— Set problem —
Return every line of the material exactly.

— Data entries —
----

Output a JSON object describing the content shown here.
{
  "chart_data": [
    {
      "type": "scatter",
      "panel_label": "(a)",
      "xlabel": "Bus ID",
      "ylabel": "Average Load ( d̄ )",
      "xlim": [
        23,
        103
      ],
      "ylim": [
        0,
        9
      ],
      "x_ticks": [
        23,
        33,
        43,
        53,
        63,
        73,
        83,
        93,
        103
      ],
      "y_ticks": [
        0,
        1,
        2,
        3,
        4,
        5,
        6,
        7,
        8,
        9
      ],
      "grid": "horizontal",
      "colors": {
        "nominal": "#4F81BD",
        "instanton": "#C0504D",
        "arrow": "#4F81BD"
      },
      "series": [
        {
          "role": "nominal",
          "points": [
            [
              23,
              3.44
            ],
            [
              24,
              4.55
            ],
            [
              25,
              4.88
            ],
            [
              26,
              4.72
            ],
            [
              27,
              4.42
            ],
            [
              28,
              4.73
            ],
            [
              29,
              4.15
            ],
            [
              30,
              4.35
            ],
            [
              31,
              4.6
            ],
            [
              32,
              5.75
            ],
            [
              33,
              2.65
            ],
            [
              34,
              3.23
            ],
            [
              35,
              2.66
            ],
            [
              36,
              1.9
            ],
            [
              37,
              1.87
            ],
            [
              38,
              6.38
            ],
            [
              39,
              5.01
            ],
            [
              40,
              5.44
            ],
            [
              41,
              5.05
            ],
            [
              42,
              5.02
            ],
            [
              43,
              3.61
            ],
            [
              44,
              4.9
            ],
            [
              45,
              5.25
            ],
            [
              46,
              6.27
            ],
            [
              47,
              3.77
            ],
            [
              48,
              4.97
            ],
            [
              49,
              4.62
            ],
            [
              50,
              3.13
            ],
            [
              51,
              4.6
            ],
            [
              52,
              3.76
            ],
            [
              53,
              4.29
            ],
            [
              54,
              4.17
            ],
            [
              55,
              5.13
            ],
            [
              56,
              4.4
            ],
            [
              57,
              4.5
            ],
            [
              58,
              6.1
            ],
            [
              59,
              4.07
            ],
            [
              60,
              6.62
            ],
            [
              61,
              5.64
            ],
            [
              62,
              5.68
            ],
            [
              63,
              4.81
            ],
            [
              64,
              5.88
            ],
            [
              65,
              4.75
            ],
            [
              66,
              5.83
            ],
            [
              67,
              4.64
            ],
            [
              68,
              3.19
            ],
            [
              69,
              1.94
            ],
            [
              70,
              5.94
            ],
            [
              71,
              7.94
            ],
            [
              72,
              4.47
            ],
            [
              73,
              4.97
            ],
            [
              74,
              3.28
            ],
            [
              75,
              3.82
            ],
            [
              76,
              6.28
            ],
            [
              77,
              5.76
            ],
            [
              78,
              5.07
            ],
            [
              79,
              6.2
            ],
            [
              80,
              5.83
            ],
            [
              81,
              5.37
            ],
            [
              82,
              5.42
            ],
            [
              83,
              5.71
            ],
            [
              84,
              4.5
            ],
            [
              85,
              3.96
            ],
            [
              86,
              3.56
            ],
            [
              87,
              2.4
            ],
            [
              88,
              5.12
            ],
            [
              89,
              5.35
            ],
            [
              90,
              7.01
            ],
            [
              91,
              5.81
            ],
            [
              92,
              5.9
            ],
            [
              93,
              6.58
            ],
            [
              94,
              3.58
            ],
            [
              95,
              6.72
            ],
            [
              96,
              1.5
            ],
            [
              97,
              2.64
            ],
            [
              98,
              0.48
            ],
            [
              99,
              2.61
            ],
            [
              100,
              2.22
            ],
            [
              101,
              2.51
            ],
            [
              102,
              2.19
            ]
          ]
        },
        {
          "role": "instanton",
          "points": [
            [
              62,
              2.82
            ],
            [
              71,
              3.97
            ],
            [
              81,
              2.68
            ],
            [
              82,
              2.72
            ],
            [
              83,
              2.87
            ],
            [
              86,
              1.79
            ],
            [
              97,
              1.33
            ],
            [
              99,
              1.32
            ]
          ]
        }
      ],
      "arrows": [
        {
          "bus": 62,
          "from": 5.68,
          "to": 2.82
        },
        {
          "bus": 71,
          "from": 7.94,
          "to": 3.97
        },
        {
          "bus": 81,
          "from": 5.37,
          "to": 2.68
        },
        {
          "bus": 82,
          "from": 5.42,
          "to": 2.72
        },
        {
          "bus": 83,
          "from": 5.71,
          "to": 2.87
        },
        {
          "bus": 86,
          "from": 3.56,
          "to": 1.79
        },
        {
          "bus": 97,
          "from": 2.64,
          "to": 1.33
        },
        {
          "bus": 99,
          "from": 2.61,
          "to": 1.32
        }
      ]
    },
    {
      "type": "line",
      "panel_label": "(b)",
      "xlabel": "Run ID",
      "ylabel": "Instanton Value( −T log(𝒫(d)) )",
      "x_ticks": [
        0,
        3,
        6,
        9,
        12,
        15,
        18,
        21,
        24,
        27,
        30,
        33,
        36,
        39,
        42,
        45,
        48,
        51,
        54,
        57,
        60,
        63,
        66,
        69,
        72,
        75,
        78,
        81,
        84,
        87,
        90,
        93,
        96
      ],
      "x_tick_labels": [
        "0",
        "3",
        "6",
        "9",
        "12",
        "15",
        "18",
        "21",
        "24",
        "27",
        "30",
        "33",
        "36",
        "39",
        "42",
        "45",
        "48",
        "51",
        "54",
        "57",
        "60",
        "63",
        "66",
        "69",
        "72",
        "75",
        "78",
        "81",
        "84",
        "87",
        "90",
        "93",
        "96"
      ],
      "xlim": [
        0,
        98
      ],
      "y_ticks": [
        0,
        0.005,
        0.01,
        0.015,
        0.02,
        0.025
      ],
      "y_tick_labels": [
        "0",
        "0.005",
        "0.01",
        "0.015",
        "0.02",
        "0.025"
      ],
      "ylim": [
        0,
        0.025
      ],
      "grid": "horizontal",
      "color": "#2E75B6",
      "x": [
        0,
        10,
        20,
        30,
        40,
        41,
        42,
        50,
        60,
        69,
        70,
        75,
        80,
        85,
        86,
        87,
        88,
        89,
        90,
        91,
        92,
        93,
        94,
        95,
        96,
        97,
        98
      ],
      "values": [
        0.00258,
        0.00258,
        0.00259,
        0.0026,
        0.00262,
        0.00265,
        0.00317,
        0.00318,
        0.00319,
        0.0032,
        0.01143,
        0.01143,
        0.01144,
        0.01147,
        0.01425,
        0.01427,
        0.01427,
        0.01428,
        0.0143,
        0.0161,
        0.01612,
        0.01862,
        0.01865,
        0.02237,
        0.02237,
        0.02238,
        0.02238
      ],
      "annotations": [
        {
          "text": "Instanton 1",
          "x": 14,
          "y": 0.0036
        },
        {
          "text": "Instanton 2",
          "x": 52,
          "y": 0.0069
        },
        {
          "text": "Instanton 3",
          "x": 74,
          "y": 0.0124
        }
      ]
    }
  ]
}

----

— Task response —
Output a JSON object describing the content shown here.
{
  "chart_data": [
    {
      "type": "scatter",
      "panel_label": "(a)",
      "xlabel": "Bus ID",
      "ylabel": "Average Load ( d̄ )",
      "xlim": [
        23,
        103
      ],
      "ylim": [
        0,
        9
      ],
      "x_ticks": [
        23,
        33,
        43,
        53,
        63,
        73,
        83,
        93,
        103
      ],
      "y_ticks": [
        0,
        1,
        2,
        3,
        4,
        5,
        6,
        7,
        8,
        9
      ],
      "grid": "horizontal",
      "colors": {
        "nominal": "#4F81BD",
        "instanton": "#C0504D",
        "arrow": "#4F81BD"
      },
      "series": [
        {
          "role": "nominal",
          "points": [
            [
              23,
              3.44
            ],
            [
              24,
              4.55
            ],
            [
              25,
              4.88
            ],
            [
              26,
              4.72
            ],
            [
              27,
              4.42
            ],
            [
              28,
              4.73
            ],
            [
              29,
              4.15
            ],
            [
              30,
              4.35
            ],
            [
              31,
              4.6
            ],
            [
              32,
              5.75
            ],
            [
              33,
              2.65
            ],
            [
              34,
              3.23
            ],
            [
              35,
              2.66
            ],
            [
              36,
              1.9
            ],
            [
              37,
              1.87
            ],
            [
              38,
              6.38
            ],
            [
              39,
              5.01
            ],
            [
              40,
              5.44
            ],
            [
              41,
              5.05
            ],
            [
              42,
              5.02
            ],
            [
              43,
              3.61
            ],
            [
              44,
              4.9
            ],
            [
              45,
              5.25
            ],
            [
              46,
              6.27
            ],
            [
              47,
              3.77
            ],
            [
              48,
              4.97
            ],
            [
              49,
              4.62
            ],
            [
              50,
              3.13
            ],
            [
              51,
              4.6
            ],
            [
              52,
              3.76
            ],
            [
              53,
              4.29
            ],
            [
              54,
              4.17
            ],
            [
              55,
              5.13
            ],
            [
              56,
              4.4
            ],
            [
              57,
              4.5
            ],
            [
              58,
              6.1
            ],
            [
              59,
              4.07
            ],
            [
              60,
              6.62
            ],
            [
              61,
              5.64
            ],
            [
              62,
              5.68
            ],
            [
              63,
              4.81
            ],
            [
              64,
              5.88
            ],
            [
              65,
              4.75
            ],
            [
              66,
              5.83
            ],
            [
              67,
              4.64
            ],
            [
              68,
              3.19
            ],
            [
              69,
              1.94
            ],
            [
              70,
              5.94
            ],
            [
              71,
              7.94
            ],
            [
              72,
              4.47
            ],
            [
              73,
              4.97
            ],
            [
              74,
              3.28
            ],
            [
              75,
              3.82
            ],
            [
              76,
              6.28
            ],
            [
              77,
              5.76
            ],
            [
              78,
              5.07
            ],
            [
              79,
              6.2
            ],
            [
              80,
              5.83
            ],
            [
              81,
              5.37
            ],
            [
              82,
              5.42
            ],
            [
              83,
              5.71
            ],
            [
              84,
              4.5
            ],
            [
              85,
              3.96
            ],
            [
              86,
              3.56
            ],
            [
              87,
              2.4
            ],
            [
              88,
              5.12
            ],
            [
              89,
              5.35
            ],
            [
              90,
              7.01
            ],
            [
              91,
              5.81
            ],
            [
              92,
              5.9
            ],
            [
              93,
              6.58
            ],
            [
              94,
              3.58
            ],
            [
              95,
              6.72
            ],
            [
              96,
              1.5
            ],
            [
              97,
              2.64
            ],
            [
              98,
              0.48
            ],
            [
              99,
              2.61
            ],
            [
              100,
              2.22
            ],
            [
              101,
              2.51
            ],
            [
              102,
              2.19
            ]
          ]
        },
        {
          "role": "instanton",
          "points": [
            [
              62,
              2.82
            ],
            [
              71,
              3.97
            ],
            [
              81,
              2.68
            ],
            [
              82,
              2.72
            ],
            [
              83,
              2.87
            ],
            [
              86,
              1.79
            ],
            [
              97,
              1.33
            ],
            [
              99,
              1.32
            ]
          ]
        }
      ],
      "arrows": [
        {
          "bus": 62,
          "from": 5.68,
          "to": 2.82
        },
        {
          "bus": 71,
          "from": 7.94,
          "to": 3.97
        },
        {
          "bus": 81,
          "from": 5.37,
          "to": 2.68
        },
        {
          "bus": 82,
          "from": 5.42,
          "to": 2.72
        },
        {
          "bus": 83,
          "from": 5.71,
          "to": 2.87
        },
        {
          "bus": 86,
          "from": 3.56,
          "to": 1.79
        },
        {
          "bus": 97,
          "from": 2.64,
          "to": 1.33
        },
        {
          "bus": 99,
          "from": 2.61,
          "to": 1.32
        }
      ]
    },
    {
      "type": "line",
      "panel_label": "(b)",
      "xlabel": "Run ID",
      "ylabel": "Instanton Value( −T log(𝒫(d)) )",
      "x_ticks": [
        0,
        3,
        6,
        9,
        12,
        15,
        18,
        21,
        24,
        27,
        30,
        33,
        36,
        39,
        42,
        45,
        48,
        51,
        54,
        57,
        60,
        63,
        66,
        69,
        72,
        75,
        78,
        81,
        84,
        87,
        90,
        93,
        96
      ],
      "x_tick_labels": [
        "0",
        "3",
        "6",
        "9",
        "12",
        "15",
        "18",
        "21",
        "24",
        "27",
        "30",
        "33",
        "36",
        "39",
        "42",
        "45",
        "48",
        "51",
        "54",
        "57",
        "60",
        "63",
        "66",
        "69",
        "72",
        "75",
        "78",
        "81",
        "84",
        "87",
        "90",
        "93",
        "96"
      ],
      "xlim": [
        0,
        98
      ],
      "y_ticks": [
        0,
        0.005,
        0.01,
        0.015,
        0.02,
        0.025
      ],
      "y_tick_labels": [
        "0",
        "0.005",
        "0.01",
        "0.015",
        "0.02",
        "0.025"
      ],
      "ylim": [
        0,
        0.025
      ],
      "grid": "horizontal",
      "color": "#2E75B6",
      "x": [
        0,
        10,
        20,
        30,
        40,
        41,
        42,
        50,
        60,
        69,
        70,
        75,
        80,
        85,
        86,
        87,
        88,
        89,
        90,
        91,
        92,
        93,
        94,
        95,
        96,
        97,
        98
      ],
      "values": [
        0.00258,
        0.00258,
        0.00259,
        0.0026,
        0.00262,
        0.00265,
        0.00317,
        0.00318,
        0.00319,
        0.0032,
        0.01143,
        0.01143,
        0.01144,
        0.01147,
        0.01425,
        0.01427,
        0.01427,
        0.01428,
        0.0143,
        0.0161,
        0.01612,
        0.01862,
        0.01865,
        0.02237,
        0.02237,
        0.02238,
        0.02238
      ],
      "annotations": [
        {
          "text": "Instanton 1",
          "x": 14,
          "y": 0.0036
        },
        {
          "text": "Instanton 2",
          "x": 52,
          "y": 0.0069
        },
        {
          "text": "Instanton 3",
          "x": 74,
          "y": 0.0124
        }
      ]
    }
  ]
}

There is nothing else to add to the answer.